-- Text for analysis follows --
Animal Behaviour
- Discipline: Ethology
- Language: English
- Edited by: L. Barrett, W.A. Searcy

Publication details
- Former name: The British Journal of Animal Behaviour
- History: 1953–present
- Publisher: Elsevier
- Impact factor: 2.844 (2020)

Standard abbreviations
- ISO 4: Anim. Behav.

Indexing
- CODEN: ANBEA8
- ISSN: 0003-3472 (print) 1095-8282 (web)
- LCCN: 56002267
- OCLC no.: 04699737

Links
- Journal homepage; Online access; Online archive of The British Journal of Animal Behaviour;

= Animal Behaviour (journal) =

Animal Behaviour is a double-blind peer-reviewed scientific journal established in 1953 as The British Journal of Animal Behaviour, before obtaining its current title in 1958. It is published monthly by Elsevier for the Association for the Study of Animal Behaviour in collaboration with the Animal Behavior Society. It covers all aspects of ethology, including behavioural ecology, evolution of behaviour, sociobiology, ethology, behavioural physiology, population biology, and navigation and migration.

== Abstracting and indexing ==
The journal is abstracted and indexed in EMBiology, Scopus, and the Science Citation Index. According to the Journal Citation Reports, the journal has a 2020 impact factor of 2.844.
-- Text for analysis concluded --
-- Information given follows --
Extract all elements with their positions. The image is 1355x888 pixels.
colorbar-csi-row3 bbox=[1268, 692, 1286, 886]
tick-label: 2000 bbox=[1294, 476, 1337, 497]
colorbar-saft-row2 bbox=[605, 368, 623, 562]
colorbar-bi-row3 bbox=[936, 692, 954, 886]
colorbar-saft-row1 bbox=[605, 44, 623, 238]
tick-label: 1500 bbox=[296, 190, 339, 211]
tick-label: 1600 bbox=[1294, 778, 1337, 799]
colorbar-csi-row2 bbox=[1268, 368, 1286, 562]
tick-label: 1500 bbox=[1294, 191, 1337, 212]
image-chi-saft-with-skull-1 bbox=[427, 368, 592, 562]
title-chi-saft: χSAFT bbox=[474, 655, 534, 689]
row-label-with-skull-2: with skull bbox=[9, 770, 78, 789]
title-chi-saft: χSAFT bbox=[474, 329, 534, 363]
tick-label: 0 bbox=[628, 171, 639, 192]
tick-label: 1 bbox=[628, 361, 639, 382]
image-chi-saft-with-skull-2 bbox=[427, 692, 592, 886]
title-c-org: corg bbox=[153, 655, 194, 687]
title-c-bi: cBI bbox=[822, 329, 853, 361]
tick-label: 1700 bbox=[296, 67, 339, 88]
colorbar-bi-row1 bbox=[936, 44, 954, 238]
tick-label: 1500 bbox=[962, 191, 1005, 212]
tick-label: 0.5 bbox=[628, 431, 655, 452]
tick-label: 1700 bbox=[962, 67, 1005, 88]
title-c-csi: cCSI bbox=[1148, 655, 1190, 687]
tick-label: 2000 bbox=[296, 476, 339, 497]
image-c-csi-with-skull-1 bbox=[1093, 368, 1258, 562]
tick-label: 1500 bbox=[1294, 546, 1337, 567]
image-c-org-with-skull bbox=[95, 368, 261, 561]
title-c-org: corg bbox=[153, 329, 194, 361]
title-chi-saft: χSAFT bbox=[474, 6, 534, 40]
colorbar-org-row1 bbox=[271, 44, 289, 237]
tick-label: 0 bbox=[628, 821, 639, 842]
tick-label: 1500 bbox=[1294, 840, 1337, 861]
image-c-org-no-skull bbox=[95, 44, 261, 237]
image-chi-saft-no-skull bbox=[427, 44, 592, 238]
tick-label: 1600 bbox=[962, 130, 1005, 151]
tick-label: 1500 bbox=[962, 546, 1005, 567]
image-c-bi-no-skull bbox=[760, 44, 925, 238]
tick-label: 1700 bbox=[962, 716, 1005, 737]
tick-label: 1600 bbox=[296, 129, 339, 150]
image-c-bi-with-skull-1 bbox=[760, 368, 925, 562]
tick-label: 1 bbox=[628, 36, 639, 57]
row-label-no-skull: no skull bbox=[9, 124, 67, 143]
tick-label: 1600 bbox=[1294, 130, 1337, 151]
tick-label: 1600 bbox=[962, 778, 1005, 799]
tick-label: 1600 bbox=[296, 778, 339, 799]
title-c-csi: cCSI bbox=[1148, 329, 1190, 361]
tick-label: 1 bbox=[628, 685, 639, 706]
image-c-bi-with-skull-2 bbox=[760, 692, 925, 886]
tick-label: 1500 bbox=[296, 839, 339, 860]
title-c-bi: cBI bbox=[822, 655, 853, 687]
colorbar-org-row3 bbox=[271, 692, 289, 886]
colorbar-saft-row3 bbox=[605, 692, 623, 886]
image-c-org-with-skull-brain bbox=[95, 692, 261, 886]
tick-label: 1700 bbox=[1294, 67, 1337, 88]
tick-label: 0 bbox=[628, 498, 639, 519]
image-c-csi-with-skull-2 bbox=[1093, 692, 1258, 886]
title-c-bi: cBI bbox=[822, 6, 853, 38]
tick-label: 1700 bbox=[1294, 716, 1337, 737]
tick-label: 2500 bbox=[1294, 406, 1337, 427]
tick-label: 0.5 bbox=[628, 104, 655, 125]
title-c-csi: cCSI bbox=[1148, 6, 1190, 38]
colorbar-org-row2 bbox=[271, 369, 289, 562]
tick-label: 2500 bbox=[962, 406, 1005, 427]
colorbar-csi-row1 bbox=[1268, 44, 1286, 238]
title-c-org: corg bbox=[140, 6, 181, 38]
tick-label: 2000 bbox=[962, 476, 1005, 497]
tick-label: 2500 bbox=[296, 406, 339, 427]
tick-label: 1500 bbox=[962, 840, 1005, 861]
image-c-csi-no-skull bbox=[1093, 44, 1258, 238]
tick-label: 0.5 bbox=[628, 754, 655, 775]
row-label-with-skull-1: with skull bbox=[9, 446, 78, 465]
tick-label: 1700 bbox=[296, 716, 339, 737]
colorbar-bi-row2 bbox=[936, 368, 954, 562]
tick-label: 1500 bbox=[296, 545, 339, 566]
-- Information given concluded --
Rewrite the Animal Behaviour journal text starting with "Publication details" and going on through "4: Anim. Behav.", changing "Former name" to "Previous title".

Publication details
- Previous title: The British Journal of Animal Behaviour
- History: 1953–present
- Publisher: Elsevier
- Impact factor: 2.844 (2020)

Standard abbreviations
- ISO 4: Anim. Behav.